## INSTRUCTIONS TO FOLLOW
Copy the rows word for word, starting with the first line and continuing through the line that contains "description-value: FIBRA ÃPTICA", including both of those lines.

* BEGIN EXERCISE INPUT *

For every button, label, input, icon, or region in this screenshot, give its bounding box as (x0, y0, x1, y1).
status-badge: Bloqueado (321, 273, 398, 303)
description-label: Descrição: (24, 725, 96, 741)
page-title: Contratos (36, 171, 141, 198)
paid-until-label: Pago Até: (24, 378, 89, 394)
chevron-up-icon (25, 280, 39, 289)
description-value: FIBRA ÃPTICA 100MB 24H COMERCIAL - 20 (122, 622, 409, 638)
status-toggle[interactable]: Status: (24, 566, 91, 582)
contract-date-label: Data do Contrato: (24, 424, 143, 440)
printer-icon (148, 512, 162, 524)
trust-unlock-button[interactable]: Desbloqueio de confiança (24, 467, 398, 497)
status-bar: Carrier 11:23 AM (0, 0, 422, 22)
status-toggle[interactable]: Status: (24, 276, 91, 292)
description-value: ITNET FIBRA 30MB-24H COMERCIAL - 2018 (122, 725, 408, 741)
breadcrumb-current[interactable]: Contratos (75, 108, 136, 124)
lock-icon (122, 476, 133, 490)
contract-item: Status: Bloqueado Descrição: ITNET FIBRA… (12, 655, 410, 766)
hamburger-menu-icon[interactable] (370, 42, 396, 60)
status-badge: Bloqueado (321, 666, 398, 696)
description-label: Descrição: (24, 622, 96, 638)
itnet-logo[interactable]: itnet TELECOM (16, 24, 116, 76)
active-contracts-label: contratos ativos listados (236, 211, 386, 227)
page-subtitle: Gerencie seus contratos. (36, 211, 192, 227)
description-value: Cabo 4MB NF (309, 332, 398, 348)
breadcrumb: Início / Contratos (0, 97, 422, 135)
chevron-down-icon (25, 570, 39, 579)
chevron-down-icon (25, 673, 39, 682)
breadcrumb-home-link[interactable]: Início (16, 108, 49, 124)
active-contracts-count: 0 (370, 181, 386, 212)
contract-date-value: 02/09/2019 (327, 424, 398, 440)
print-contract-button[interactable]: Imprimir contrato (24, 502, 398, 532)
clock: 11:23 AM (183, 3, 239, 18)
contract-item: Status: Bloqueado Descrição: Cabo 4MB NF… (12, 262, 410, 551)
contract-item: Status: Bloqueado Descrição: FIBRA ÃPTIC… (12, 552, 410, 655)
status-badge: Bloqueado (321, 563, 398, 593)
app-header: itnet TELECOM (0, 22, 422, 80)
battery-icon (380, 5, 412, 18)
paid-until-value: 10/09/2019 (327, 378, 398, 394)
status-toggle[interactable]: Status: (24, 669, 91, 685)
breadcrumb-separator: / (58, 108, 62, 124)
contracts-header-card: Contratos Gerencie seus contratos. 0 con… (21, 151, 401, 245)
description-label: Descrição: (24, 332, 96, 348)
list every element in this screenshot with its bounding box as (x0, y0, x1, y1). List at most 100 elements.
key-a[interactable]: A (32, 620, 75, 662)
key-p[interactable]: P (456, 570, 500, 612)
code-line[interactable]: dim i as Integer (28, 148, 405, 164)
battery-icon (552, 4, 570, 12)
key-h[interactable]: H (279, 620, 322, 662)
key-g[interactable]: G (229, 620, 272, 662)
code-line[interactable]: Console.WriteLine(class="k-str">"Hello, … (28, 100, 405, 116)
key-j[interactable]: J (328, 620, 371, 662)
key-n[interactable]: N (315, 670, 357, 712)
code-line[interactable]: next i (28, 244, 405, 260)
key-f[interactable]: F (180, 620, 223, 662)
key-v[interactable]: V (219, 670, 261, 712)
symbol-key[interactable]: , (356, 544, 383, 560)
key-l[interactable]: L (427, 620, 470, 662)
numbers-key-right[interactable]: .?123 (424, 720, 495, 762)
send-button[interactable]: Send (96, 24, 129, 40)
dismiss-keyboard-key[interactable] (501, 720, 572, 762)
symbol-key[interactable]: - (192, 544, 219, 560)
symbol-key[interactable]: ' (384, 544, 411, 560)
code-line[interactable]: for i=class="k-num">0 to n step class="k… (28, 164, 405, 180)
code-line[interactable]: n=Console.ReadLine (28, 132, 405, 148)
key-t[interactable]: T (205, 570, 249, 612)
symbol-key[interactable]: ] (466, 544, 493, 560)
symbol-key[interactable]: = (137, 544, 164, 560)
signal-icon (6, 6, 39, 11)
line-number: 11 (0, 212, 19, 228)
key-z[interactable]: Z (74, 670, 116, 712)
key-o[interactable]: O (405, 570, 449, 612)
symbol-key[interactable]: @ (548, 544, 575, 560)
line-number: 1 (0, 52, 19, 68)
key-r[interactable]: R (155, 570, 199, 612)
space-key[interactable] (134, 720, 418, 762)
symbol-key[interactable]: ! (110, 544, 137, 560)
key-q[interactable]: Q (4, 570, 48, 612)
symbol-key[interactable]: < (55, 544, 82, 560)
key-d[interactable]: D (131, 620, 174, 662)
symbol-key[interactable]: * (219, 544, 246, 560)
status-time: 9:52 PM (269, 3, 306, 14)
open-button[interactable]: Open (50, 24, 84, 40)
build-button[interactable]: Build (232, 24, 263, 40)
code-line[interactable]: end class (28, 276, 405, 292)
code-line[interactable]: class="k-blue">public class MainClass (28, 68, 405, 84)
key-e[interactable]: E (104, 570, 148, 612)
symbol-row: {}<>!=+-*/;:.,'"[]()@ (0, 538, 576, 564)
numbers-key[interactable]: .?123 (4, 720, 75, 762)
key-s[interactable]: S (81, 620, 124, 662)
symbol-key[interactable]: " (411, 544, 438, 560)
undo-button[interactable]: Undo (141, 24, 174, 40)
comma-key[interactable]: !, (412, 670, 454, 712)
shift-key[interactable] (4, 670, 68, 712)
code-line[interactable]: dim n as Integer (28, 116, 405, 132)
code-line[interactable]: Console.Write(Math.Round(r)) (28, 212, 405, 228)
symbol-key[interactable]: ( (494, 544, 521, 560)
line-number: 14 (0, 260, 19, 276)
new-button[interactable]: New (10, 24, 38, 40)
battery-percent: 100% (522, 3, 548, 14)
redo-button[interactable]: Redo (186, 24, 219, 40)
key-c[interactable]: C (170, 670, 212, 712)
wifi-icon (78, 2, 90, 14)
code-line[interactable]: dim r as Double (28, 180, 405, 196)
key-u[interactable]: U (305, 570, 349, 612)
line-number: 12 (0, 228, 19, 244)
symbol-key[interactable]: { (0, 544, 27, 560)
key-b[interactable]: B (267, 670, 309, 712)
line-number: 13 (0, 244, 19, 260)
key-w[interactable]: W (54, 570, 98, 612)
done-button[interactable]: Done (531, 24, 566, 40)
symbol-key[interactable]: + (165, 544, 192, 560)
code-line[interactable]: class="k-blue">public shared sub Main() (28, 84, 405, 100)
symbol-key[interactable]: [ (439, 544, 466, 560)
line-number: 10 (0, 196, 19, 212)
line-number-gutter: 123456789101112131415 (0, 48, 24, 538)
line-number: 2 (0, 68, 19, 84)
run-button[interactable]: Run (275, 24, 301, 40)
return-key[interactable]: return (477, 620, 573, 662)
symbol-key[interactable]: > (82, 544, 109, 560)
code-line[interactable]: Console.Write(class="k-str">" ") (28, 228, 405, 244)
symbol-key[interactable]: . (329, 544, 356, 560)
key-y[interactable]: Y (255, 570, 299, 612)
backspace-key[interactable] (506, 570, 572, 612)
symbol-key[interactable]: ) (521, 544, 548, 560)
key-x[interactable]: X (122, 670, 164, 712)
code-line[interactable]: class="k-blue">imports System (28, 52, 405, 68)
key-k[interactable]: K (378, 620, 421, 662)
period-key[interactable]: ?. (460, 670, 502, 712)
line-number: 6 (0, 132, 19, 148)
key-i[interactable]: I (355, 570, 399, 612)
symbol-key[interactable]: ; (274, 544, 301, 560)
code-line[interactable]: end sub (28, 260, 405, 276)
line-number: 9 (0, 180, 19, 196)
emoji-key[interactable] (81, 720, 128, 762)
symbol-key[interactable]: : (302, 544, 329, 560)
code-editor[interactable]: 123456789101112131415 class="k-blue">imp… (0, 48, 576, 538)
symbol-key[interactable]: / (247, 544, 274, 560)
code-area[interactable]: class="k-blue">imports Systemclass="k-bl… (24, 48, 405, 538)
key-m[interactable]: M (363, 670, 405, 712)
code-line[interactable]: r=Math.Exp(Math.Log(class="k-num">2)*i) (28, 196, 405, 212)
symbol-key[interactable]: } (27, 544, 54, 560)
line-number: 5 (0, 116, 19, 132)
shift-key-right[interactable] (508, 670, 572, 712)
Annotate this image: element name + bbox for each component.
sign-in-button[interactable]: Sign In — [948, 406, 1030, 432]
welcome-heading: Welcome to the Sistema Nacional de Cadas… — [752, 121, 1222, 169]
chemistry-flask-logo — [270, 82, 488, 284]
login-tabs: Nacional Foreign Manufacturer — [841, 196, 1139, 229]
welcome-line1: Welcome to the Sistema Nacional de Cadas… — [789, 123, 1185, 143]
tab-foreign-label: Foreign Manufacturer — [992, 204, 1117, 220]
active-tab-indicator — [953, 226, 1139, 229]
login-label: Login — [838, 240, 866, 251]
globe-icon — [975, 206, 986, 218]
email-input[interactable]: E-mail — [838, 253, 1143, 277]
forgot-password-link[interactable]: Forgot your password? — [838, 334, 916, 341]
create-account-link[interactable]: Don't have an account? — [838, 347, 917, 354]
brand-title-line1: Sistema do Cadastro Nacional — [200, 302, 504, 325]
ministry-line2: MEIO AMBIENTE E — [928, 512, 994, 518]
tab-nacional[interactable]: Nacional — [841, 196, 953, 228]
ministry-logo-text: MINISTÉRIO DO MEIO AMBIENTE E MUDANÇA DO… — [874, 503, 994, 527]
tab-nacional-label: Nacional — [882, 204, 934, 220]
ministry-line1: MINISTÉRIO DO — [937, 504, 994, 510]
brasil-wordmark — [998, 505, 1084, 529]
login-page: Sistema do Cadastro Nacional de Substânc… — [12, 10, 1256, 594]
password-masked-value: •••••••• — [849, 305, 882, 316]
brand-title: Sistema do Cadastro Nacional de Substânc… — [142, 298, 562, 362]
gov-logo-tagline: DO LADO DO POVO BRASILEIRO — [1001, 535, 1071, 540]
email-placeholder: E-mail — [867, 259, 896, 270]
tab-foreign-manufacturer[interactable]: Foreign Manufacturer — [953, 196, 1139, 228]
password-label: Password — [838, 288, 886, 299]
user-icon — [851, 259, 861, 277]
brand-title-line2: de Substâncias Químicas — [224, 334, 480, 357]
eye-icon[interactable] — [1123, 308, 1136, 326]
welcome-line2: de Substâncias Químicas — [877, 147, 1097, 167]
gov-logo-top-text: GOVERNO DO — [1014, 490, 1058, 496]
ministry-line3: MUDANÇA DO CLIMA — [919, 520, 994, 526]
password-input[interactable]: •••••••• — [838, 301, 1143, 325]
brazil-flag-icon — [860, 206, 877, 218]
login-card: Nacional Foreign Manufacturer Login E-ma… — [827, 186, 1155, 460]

* END EXERCISE INPUT *

## RESULT
For every button, label, input, icon, or region in this screenshot, give its bounding box as (x0, y0, x1, y1).
status-badge: Bloqueado (321, 273, 398, 303)
description-label: Descrição: (24, 725, 96, 741)
page-title: Contratos (36, 171, 141, 198)
paid-until-label: Pago Até: (24, 378, 89, 394)
chevron-up-icon (25, 280, 39, 289)
description-value: FIBRA ÃPTICA 100MB 24H COMERCIAL - 20 (122, 622, 409, 638)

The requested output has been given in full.